— begin Excerpted data —
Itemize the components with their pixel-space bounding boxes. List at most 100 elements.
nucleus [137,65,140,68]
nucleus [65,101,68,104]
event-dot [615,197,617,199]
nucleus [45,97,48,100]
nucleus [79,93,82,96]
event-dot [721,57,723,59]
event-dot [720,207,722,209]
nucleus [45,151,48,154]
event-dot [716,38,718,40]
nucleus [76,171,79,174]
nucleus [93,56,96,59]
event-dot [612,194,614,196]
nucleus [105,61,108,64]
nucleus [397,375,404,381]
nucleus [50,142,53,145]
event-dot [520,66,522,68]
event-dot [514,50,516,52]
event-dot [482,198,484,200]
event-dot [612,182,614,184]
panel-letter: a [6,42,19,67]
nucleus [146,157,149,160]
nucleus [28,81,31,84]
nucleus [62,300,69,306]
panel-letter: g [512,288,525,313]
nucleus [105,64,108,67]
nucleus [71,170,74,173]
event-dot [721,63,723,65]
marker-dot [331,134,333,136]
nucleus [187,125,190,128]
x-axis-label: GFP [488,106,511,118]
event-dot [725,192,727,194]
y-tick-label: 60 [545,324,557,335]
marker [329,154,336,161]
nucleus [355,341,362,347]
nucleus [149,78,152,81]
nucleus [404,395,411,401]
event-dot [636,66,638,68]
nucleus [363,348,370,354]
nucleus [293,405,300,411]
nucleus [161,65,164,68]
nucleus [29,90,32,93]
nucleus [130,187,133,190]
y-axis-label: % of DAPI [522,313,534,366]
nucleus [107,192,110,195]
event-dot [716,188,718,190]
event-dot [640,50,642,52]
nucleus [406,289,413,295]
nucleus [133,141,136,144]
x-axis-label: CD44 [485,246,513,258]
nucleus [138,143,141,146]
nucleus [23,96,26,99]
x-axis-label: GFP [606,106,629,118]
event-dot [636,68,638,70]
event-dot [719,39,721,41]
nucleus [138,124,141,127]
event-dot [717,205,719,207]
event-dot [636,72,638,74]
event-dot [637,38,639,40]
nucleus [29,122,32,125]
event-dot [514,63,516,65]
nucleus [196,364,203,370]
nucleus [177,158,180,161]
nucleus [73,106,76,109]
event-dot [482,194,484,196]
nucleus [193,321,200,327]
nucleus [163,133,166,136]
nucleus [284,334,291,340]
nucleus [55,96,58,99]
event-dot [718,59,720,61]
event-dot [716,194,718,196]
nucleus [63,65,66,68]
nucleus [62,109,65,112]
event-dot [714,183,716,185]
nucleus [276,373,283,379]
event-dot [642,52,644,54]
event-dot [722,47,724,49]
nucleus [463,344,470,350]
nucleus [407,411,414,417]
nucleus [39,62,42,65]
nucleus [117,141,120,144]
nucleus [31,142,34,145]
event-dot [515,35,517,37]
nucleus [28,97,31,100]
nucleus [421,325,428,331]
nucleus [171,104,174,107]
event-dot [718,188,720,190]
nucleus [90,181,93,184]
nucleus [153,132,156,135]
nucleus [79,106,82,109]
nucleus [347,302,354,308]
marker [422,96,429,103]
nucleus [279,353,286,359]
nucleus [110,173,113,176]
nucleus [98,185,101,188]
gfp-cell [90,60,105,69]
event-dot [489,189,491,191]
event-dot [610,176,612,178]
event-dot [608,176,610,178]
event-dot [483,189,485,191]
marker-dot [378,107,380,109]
— end Excerpted data —
_Short exercise_
Copy every line of the records above word for word, with no changes.

_Full output_
Itemize the components with their pixel-space bounding boxes. List at most 100 elements.
nucleus [137,65,140,68]
nucleus [65,101,68,104]
event-dot [615,197,617,199]
nucleus [45,97,48,100]
nucleus [79,93,82,96]
event-dot [721,57,723,59]
event-dot [720,207,722,209]
nucleus [45,151,48,154]
event-dot [716,38,718,40]
nucleus [76,171,79,174]
nucleus [93,56,96,59]
event-dot [612,194,614,196]
nucleus [105,61,108,64]
nucleus [397,375,404,381]
nucleus [50,142,53,145]
event-dot [520,66,522,68]
event-dot [514,50,516,52]
event-dot [482,198,484,200]
event-dot [612,182,614,184]
panel-letter: a [6,42,19,67]
nucleus [146,157,149,160]
nucleus [28,81,31,84]
nucleus [62,300,69,306]
panel-letter: g [512,288,525,313]
nucleus [105,64,108,67]
nucleus [71,170,74,173]
event-dot [721,63,723,65]
marker-dot [331,134,333,136]
nucleus [187,125,190,128]
x-axis-label: GFP [488,106,511,118]
event-dot [725,192,727,194]
y-tick-label: 60 [545,324,557,335]
marker [329,154,336,161]
nucleus [355,341,362,347]
nucleus [149,78,152,81]
nucleus [404,395,411,401]
event-dot [636,66,638,68]
nucleus [363,348,370,354]
nucleus [293,405,300,411]
nucleus [161,65,164,68]
nucleus [29,90,32,93]
nucleus [130,187,133,190]
y-axis-label: % of DAPI [522,313,534,366]
nucleus [107,192,110,195]
event-dot [716,188,718,190]
event-dot [640,50,642,52]
nucleus [406,289,413,295]
nucleus [133,141,136,144]
x-axis-label: CD44 [485,246,513,258]
nucleus [138,143,141,146]
nucleus [23,96,26,99]
x-axis-label: GFP [606,106,629,118]
event-dot [636,68,638,70]
event-dot [719,39,721,41]
nucleus [138,124,141,127]
event-dot [717,205,719,207]
event-dot [636,72,638,74]
event-dot [637,38,639,40]
nucleus [29,122,32,125]
event-dot [514,63,516,65]
nucleus [196,364,203,370]
nucleus [177,158,180,161]
nucleus [73,106,76,109]
event-dot [482,194,484,196]
nucleus [193,321,200,327]
nucleus [163,133,166,136]
nucleus [284,334,291,340]
nucleus [55,96,58,99]
event-dot [718,59,720,61]
event-dot [716,194,718,196]
nucleus [63,65,66,68]
nucleus [62,109,65,112]
event-dot [714,183,716,185]
nucleus [276,373,283,379]
event-dot [642,52,644,54]
event-dot [722,47,724,49]
nucleus [463,344,470,350]
nucleus [407,411,414,417]
nucleus [39,62,42,65]
nucleus [117,141,120,144]
nucleus [31,142,34,145]
event-dot [515,35,517,37]
nucleus [28,97,31,100]
nucleus [421,325,428,331]
nucleus [171,104,174,107]
event-dot [718,188,720,190]
nucleus [90,181,93,184]
nucleus [153,132,156,135]
nucleus [79,106,82,109]
nucleus [347,302,354,308]
marker [422,96,429,103]
nucleus [279,353,286,359]
nucleus [110,173,113,176]
nucleus [98,185,101,188]
gfp-cell [90,60,105,69]
event-dot [489,189,491,191]
event-dot [610,176,612,178]
event-dot [608,176,610,178]
event-dot [483,189,485,191]
marker-dot [378,107,380,109]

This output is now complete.